## BEGIN
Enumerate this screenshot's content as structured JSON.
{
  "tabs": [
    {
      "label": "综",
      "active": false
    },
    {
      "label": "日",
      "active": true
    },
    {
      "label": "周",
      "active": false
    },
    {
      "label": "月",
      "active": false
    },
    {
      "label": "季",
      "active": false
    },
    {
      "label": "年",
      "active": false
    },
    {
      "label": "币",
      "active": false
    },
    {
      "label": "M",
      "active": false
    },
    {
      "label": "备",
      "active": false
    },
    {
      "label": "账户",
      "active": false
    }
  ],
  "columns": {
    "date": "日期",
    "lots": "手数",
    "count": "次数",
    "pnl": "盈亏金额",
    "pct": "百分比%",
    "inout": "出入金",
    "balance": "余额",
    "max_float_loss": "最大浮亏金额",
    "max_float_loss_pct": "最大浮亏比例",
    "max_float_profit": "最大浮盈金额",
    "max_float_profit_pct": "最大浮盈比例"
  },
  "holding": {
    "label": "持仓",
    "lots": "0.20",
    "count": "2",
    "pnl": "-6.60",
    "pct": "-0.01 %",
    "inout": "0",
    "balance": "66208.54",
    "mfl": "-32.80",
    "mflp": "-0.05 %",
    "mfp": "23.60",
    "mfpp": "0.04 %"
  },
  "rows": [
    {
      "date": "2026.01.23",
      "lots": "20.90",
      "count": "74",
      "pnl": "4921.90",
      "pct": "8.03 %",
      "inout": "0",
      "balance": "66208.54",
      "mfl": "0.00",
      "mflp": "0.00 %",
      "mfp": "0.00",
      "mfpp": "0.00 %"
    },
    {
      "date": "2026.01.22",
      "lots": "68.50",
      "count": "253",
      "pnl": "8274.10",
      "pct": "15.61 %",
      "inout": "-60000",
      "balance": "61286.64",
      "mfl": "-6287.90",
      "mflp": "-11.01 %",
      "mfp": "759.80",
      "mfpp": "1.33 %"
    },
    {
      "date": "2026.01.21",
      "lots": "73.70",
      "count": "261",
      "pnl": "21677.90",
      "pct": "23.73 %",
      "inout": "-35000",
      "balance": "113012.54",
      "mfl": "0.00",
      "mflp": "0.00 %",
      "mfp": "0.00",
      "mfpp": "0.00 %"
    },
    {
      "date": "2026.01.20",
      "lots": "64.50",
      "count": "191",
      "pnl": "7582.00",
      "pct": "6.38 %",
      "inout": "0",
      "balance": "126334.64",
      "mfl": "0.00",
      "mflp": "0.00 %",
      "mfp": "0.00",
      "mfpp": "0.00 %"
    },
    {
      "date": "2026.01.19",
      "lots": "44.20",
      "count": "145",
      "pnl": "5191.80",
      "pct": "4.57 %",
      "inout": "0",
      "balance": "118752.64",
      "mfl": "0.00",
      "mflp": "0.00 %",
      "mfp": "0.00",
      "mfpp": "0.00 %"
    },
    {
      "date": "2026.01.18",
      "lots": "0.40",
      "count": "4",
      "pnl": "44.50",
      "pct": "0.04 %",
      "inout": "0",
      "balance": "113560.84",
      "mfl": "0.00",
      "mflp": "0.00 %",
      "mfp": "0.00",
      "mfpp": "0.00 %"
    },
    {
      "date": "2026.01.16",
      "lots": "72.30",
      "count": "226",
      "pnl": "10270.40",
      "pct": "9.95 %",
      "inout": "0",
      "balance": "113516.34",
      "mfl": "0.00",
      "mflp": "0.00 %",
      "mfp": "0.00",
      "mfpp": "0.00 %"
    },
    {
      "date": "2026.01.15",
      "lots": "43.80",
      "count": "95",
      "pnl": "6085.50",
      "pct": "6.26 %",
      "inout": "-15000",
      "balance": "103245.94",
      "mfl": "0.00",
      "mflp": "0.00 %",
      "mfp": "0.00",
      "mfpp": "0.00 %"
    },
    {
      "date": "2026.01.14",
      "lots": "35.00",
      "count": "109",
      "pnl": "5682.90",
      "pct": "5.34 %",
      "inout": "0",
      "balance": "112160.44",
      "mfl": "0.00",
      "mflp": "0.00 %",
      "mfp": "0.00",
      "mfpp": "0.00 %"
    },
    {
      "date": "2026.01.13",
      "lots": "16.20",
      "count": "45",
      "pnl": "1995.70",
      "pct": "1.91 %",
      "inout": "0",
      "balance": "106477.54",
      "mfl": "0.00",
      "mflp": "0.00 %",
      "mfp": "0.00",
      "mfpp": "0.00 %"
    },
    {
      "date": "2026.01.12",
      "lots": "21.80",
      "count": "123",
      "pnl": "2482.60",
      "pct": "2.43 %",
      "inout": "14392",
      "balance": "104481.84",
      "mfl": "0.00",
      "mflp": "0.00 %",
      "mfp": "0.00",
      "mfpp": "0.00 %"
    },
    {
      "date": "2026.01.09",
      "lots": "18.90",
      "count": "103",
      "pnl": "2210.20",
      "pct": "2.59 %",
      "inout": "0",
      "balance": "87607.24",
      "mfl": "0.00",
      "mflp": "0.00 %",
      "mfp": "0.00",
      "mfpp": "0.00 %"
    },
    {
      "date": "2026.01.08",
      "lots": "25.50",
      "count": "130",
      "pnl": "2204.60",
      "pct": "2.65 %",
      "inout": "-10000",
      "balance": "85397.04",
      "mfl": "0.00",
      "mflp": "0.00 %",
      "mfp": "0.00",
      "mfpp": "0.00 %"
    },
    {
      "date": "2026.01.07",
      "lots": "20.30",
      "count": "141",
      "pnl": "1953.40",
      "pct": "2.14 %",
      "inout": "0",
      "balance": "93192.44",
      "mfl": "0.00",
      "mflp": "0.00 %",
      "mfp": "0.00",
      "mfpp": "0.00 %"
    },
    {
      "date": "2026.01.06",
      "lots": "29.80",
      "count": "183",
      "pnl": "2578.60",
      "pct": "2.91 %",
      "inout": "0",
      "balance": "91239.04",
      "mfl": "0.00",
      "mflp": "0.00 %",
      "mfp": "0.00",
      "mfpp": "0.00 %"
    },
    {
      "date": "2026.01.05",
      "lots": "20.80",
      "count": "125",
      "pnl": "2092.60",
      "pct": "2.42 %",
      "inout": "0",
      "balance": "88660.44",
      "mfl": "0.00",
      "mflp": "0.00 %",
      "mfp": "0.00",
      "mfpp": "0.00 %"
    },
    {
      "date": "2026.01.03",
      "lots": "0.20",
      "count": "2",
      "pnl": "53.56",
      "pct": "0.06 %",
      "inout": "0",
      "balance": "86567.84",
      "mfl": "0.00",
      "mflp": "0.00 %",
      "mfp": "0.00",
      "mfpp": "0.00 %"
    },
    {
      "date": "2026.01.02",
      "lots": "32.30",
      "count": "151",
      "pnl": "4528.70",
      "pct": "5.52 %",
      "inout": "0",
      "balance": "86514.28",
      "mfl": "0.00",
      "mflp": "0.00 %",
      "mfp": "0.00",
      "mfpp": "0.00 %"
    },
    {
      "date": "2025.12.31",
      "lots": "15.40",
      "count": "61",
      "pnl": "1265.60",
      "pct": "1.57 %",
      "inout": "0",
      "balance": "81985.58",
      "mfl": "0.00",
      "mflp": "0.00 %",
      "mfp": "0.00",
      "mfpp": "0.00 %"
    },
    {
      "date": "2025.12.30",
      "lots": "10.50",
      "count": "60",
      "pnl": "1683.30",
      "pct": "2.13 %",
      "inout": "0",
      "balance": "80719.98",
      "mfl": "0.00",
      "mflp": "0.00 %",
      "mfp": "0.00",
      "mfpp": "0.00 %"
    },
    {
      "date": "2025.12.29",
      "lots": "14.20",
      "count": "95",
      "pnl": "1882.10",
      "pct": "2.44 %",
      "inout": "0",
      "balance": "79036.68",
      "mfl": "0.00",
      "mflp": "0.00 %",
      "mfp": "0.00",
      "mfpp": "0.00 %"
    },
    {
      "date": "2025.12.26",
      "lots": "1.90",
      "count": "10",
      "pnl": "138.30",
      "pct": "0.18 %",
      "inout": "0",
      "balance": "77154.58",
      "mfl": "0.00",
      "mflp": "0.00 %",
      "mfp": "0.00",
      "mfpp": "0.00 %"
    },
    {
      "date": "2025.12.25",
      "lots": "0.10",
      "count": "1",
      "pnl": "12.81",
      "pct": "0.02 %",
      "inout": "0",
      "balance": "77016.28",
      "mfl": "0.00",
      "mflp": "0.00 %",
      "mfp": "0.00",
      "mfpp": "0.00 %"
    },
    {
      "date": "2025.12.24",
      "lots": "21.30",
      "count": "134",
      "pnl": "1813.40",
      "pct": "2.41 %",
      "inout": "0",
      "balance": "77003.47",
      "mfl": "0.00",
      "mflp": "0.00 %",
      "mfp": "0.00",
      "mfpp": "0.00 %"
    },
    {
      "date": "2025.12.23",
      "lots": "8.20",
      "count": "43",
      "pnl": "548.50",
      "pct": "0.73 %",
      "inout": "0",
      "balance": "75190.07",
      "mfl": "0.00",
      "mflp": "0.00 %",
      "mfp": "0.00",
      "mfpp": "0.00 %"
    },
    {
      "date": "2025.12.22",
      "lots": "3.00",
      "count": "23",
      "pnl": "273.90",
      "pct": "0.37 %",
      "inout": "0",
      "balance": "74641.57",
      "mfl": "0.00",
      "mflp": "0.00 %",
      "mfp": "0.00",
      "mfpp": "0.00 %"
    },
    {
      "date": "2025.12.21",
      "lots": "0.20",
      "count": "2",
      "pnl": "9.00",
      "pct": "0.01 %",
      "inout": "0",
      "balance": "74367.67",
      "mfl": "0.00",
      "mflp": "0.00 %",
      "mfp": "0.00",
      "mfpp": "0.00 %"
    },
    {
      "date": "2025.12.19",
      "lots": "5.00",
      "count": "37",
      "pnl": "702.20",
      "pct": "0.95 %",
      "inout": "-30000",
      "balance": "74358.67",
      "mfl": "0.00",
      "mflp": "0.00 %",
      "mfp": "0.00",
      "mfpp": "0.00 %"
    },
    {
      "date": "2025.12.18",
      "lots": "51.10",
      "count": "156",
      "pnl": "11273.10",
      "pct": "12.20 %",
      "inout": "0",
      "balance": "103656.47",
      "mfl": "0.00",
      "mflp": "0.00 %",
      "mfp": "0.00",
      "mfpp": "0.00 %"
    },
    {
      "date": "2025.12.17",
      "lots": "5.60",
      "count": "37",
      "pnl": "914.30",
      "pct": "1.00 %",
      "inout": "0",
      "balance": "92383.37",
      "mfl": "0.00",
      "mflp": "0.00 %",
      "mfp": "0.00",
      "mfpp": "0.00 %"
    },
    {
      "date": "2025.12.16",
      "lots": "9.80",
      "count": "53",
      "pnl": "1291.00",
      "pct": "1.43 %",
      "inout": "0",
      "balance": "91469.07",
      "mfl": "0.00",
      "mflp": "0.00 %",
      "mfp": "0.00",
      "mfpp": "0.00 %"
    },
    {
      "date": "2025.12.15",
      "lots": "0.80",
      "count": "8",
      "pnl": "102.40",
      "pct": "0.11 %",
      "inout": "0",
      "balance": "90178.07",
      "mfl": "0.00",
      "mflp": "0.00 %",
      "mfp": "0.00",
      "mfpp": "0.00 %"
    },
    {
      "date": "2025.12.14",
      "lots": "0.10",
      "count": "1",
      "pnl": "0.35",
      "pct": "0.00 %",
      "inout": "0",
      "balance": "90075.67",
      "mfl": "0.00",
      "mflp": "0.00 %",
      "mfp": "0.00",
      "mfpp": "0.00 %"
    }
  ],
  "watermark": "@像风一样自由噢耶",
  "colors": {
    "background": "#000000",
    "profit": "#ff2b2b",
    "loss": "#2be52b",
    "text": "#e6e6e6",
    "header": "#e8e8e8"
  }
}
## END
Pick out every line of the listing containing the word "label", and show those lines.

SOLUTION BELOW.
      "label": "综",
      "label": "日",
      "label": "周",
      "label": "月",
      "label": "季",
      "label": "年",
      "label": "币",
      "label": "M",
      "label": "备",
      "label": "账户",
    "label": "持仓",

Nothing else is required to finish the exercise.